▸ What is needed: Copy out the line containing "Convert this screenshot" and each line after it, through the last one in the material, exactly as written.

*** Stored data

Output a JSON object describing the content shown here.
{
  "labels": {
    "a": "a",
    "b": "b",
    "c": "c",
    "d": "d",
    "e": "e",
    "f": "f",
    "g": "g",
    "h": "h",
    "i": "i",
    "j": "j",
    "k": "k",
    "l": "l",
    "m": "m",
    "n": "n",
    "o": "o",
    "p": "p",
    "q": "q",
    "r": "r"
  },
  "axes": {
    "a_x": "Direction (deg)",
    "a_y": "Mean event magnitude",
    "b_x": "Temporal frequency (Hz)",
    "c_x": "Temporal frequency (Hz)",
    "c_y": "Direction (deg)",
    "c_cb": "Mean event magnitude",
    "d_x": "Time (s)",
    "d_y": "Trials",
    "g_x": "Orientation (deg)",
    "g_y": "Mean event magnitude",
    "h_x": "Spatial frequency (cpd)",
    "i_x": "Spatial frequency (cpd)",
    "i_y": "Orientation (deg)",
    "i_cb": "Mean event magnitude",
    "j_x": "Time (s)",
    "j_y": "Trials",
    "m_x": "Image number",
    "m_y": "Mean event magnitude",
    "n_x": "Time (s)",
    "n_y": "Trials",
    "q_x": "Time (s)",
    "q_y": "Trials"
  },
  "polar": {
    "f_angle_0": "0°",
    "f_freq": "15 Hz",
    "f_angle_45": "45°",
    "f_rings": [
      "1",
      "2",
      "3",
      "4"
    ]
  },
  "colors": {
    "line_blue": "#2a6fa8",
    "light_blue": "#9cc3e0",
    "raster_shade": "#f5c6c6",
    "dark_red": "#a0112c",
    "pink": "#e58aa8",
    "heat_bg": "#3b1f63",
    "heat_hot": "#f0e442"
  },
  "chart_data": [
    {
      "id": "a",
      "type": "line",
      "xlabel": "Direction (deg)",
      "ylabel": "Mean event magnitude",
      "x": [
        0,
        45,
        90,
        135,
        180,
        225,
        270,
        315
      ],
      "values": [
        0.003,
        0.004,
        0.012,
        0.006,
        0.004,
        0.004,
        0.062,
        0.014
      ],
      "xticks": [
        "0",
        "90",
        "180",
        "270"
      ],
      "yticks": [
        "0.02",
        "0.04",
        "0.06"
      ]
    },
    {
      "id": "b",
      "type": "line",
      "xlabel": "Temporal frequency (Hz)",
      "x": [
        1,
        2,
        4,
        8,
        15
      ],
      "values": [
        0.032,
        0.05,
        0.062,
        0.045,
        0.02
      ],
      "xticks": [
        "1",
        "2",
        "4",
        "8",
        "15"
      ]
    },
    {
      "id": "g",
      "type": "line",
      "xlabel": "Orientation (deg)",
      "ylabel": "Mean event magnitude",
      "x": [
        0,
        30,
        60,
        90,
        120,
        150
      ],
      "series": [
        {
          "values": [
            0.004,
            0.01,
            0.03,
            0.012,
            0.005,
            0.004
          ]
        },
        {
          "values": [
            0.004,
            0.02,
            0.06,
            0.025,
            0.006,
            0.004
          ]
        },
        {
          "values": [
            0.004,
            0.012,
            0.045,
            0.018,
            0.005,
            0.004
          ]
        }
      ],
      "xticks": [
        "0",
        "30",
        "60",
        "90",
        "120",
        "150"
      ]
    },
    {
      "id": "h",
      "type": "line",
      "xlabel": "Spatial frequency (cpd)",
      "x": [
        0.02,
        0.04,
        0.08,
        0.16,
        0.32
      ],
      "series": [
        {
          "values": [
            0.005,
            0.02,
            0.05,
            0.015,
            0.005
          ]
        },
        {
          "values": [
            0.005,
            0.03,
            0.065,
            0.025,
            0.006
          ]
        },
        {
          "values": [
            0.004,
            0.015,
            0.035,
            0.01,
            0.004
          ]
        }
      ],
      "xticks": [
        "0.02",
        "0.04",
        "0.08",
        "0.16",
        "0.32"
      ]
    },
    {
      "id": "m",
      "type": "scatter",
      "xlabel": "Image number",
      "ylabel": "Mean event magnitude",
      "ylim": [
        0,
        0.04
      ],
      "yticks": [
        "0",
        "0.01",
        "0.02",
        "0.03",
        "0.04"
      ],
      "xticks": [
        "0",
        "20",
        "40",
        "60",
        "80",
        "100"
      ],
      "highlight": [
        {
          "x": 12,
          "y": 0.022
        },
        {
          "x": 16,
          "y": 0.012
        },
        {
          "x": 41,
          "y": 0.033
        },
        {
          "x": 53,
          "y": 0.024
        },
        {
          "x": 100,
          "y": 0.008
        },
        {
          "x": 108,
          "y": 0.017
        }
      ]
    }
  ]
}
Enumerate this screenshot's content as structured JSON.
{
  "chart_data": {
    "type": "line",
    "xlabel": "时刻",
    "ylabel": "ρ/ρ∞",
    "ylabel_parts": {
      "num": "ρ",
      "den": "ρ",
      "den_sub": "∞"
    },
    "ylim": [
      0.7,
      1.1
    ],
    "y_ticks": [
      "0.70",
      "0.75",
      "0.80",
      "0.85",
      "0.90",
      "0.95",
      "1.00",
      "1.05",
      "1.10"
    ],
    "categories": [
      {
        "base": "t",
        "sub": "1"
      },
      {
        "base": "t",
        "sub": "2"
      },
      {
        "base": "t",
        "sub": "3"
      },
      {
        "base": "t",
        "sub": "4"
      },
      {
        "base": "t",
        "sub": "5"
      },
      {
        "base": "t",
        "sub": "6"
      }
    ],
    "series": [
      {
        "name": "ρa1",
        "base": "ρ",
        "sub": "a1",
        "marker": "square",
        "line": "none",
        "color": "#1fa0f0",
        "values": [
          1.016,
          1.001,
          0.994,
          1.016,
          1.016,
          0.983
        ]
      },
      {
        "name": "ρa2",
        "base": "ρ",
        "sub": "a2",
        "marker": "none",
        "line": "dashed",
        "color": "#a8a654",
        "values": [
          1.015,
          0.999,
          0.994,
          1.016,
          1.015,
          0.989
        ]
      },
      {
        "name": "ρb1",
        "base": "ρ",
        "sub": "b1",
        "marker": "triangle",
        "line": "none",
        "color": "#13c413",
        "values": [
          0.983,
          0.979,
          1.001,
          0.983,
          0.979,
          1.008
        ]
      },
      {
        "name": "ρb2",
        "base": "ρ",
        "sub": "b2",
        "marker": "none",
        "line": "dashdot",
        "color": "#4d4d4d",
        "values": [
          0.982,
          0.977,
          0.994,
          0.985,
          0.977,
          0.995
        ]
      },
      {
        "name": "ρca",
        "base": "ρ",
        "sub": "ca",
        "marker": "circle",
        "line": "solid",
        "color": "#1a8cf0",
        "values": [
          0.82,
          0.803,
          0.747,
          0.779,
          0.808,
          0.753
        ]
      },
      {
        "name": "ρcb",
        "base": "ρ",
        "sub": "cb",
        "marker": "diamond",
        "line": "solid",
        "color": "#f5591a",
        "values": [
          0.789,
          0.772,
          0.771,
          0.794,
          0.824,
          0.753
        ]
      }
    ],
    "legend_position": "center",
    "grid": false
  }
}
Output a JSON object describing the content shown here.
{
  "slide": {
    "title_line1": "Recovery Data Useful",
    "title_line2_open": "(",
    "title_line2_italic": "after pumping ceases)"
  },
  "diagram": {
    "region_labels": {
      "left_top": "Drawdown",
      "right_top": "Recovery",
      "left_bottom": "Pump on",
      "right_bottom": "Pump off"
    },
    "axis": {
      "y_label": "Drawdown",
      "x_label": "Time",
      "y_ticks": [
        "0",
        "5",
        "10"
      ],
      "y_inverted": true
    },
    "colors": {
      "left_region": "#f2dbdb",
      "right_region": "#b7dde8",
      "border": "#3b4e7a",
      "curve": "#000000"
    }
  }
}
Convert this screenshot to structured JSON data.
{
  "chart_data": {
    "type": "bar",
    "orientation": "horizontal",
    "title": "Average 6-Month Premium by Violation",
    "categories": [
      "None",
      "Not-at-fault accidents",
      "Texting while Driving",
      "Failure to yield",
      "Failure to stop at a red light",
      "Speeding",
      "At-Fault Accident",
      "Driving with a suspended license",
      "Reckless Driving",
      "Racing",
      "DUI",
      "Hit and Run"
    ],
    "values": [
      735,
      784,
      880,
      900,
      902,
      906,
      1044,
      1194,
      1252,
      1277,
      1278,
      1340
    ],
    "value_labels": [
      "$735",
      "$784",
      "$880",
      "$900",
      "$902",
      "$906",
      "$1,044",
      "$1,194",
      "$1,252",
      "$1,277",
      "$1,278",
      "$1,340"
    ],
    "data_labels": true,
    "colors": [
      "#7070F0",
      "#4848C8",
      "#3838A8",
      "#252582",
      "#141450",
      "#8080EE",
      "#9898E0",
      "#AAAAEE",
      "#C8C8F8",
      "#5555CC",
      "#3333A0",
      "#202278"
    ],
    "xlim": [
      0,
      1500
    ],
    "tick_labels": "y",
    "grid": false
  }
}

******

▸ Solved problem:
Convert this screenshot to structured JSON data.
{
  "chart_data": {
    "type": "bar",
    "orientation": "horizontal",
    "title": "Average 6-Month Premium by Violation",
    "categories": [
      "None",
      "Not-at-fault accidents",
      "Texting while Driving",
      "Failure to yield",
      "Failure to stop at a red light",
      "Speeding",
      "At-Fault Accident",
      "Driving with a suspended license",
      "Reckless Driving",
      "Racing",
      "DUI",
      "Hit and Run"
    ],
    "values": [
      735,
      784,
      880,
      900,
      902,
      906,
      1044,
      1194,
      1252,
      1277,
      1278,
      1340
    ],
    "value_labels": [
      "$735",
      "$784",
      "$880",
      "$900",
      "$902",
      "$906",
      "$1,044",
      "$1,194",
      "$1,252",
      "$1,277",
      "$1,278",
      "$1,340"
    ],
    "data_labels": true,
    "colors": [
      "#7070F0",
      "#4848C8",
      "#3838A8",
      "#252582",
      "#141450",
      "#8080EE",
      "#9898E0",
      "#AAAAEE",
      "#C8C8F8",
      "#5555CC",
      "#3333A0",
      "#202278"
    ],
    "xlim": [
      0,
      1500
    ],
    "tick_labels": "y",
    "grid": false
  }
}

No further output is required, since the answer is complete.